= WHAT YOU HAVE TO DO =
Copy out all lines of the material below in which "Nous" occurs.
============================================================
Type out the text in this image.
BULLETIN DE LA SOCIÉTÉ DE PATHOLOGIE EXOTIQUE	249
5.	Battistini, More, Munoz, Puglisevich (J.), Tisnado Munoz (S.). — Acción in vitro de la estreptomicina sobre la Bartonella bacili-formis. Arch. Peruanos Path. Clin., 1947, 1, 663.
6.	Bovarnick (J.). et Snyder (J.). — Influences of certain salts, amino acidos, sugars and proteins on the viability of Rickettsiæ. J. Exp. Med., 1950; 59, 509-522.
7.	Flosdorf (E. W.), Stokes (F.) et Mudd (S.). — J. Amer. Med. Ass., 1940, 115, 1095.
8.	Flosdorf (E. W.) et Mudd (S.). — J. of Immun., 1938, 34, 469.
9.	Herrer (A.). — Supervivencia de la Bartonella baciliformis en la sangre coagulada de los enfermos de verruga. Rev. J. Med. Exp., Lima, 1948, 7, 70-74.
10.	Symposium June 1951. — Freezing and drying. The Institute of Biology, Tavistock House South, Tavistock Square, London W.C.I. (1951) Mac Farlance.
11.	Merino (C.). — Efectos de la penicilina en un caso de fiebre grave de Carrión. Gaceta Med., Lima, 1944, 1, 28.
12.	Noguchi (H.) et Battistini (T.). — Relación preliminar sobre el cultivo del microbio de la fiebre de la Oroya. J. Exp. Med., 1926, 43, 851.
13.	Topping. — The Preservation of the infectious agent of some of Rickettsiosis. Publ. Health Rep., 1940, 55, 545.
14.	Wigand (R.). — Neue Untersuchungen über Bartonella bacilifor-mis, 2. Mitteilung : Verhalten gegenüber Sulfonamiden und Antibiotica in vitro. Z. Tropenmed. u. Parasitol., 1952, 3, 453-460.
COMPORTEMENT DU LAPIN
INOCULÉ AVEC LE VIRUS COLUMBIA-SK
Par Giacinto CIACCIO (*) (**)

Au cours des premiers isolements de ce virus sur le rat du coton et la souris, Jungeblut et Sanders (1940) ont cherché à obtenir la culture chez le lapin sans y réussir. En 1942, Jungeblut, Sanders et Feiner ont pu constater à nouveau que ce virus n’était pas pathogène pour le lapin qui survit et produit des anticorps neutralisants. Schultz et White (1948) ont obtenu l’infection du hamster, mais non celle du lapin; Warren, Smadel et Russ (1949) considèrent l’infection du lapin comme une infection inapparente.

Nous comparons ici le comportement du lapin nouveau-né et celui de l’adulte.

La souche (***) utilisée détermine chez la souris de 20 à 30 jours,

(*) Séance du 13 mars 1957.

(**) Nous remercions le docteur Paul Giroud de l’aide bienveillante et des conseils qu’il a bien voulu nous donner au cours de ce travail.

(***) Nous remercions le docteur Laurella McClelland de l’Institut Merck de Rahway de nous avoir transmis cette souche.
============================================================
= THE ANSWER =
Nous comparons ici le comportement du lapin nouveau-né et celui de l’adulte.
(**) Nous remercions le docteur Paul Giroud de l’aide bienveillante et des conseils qu’il a bien voulu nous donner au cours de ce travail.
(***) Nous remercions le docteur Laurella McClelland de l’Institut Merck de Rahway de nous avoir transmis cette souche.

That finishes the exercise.